• Passage:
┄┄┄┄┄┄
Pembroke returned from Germany in January 1762 and became acquainted with Kitty Hunter, who was then serving as a maid of honour and was well known in society. Hunter was described by contemporary Horace Walpole as having "the face of a Madonna" and by another writer as "a handsome girl with a fine person, but silly".

== Elopement ==
In February 1762 Hunter and Pembroke danced at a masked ball where the couple are said to have made final arrangements for an elopement the following day. To be with Hunter, Pembroke left his wife, Elizabeth Herbert, Countess of Pembroke and Montgomery, who was said to be one of the most beautiful women in England. Hunter and Pembroke boarded a packet boat bound for the continent. A friend of Hunter's father, commanding a privateer, intercepted the boat and returned it to England. After Thomas Orby Hunter declined to receive his daughter the couple were released and allowed to board another vessel for mainland Europe. The couple ended up in Italy from where Pembroke wrote to his wife stating that he had never been able to love her as well as she deserved and thought it best to separate. He did, however, invite her to join him and Hunter in mainland Europe. Elizabeth declined and moved into Blenheim Palace, the estate of her brother, George Spencer, 4th Duke of Marlborough.
┄┄┄┄┄┄
Pick up the account of Pembroke and Kitty Hunter's elopement after its last sentence and carry it on.
┄┄┄┄┄┄
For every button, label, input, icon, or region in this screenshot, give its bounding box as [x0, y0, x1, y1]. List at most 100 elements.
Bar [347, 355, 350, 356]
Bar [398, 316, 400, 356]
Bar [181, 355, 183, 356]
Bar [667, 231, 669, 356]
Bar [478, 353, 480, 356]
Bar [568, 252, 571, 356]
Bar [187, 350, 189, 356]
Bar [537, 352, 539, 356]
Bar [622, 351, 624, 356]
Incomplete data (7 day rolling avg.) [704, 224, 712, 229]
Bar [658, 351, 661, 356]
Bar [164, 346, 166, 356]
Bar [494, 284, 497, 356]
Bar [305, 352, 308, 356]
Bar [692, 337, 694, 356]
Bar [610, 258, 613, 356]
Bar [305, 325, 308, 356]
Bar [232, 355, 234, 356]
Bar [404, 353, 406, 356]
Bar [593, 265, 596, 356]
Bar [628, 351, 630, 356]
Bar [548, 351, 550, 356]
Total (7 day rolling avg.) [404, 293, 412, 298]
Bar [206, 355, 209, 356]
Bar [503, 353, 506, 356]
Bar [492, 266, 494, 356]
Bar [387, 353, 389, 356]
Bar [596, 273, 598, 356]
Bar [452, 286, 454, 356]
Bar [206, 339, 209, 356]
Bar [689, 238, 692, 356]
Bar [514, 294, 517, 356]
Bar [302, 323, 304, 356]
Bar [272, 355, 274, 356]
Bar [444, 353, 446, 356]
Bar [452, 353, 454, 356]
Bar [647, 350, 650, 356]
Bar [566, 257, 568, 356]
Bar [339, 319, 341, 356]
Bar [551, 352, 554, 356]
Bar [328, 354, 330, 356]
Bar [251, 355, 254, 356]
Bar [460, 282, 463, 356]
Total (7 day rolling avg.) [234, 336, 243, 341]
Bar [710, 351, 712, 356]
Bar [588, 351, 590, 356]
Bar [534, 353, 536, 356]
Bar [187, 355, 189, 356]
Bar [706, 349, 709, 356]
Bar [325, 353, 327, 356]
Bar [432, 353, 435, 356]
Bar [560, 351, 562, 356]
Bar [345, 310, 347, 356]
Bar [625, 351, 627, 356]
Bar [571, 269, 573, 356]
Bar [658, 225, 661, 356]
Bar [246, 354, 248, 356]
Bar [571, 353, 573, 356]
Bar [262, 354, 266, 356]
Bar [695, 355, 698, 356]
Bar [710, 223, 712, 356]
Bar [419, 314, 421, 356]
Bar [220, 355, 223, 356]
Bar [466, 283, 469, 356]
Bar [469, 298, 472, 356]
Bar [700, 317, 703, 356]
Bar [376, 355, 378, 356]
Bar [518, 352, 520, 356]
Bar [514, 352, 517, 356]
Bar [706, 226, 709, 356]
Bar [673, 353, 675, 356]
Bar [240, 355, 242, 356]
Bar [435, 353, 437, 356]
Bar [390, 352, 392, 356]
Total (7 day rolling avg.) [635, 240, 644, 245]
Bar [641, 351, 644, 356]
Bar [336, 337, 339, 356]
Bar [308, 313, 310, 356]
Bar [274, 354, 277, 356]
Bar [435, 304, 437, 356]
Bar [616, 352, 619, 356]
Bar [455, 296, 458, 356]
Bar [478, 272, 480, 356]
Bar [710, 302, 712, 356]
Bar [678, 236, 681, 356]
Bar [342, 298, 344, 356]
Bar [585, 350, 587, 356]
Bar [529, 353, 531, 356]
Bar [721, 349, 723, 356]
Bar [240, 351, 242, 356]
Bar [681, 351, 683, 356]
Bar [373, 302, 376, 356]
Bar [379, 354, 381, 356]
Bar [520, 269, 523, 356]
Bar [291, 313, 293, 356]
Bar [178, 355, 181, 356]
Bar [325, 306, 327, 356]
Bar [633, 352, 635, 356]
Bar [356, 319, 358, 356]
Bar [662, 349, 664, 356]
┄┄┄┄┄┄
• Response to the task:
The elopement was one of the biggest scandals of the period and has been called the "most scandalous matrimonial farce of the age". Emily FitzGerald, Duchess of Leinster wrote that, because of the elopement, Kitty's father was "quite distracted" and the Countess of Pembroke "very unhappy". Later in the year four letters purporting to be between Pembroke and Kitty were published as a book as four genuine letters which lately passed between a noble lord and a young woman of fashion to which is added a letter from a lady to Miss ****** with a copious preface setting that affair in a true light. By a friend of the Earl of ******. Walpole wrote a short rhyme on the affair, alluding to Pembroke's renown as a skilled cavalryman: "As Pembroke a horseman by most is accounted, ' Tis not strange that his Lordship a Hunter has mounted".

Joshua Reynolds had painted Kitty Hunter in 1761, during the same time as he painted the Countess of Pembroke, the resulting painting was sent to Hunter's father. It depicts Hunter on the night of the masked ball, with a mask in her hand. Hunter and Pembroke had a son together who was named Augustus Retnuh Reebkomp; the middle name being his mother's surname reversed and the surname an anagram of Pembroke. After twelve months the relationship ended and Pembroke returned to England and was reconciled with his wife.

== Later life ==
Hunter returned to England and became a mistress of the naval officer, Augustus Hervey, who later became the 3rd Earl of Bristol.

Even after the end of their relationship, Hunter continued to associate with Pembroke. She visited his riding school at Wilton and was included in a series of paintings commissioned by Pembroke of himself and his friend John Floyd, an army riding instructor. Hunter appears, disguised as a page, in a painting of Floyd in one of the school's paddocks. Pembroke's records show the painting as being commissioned in 1763, though the Wilton House catalogue lists it as a work of 1764–65. It may be even later as Floyd's uniform includes details only introduced in 1766–68.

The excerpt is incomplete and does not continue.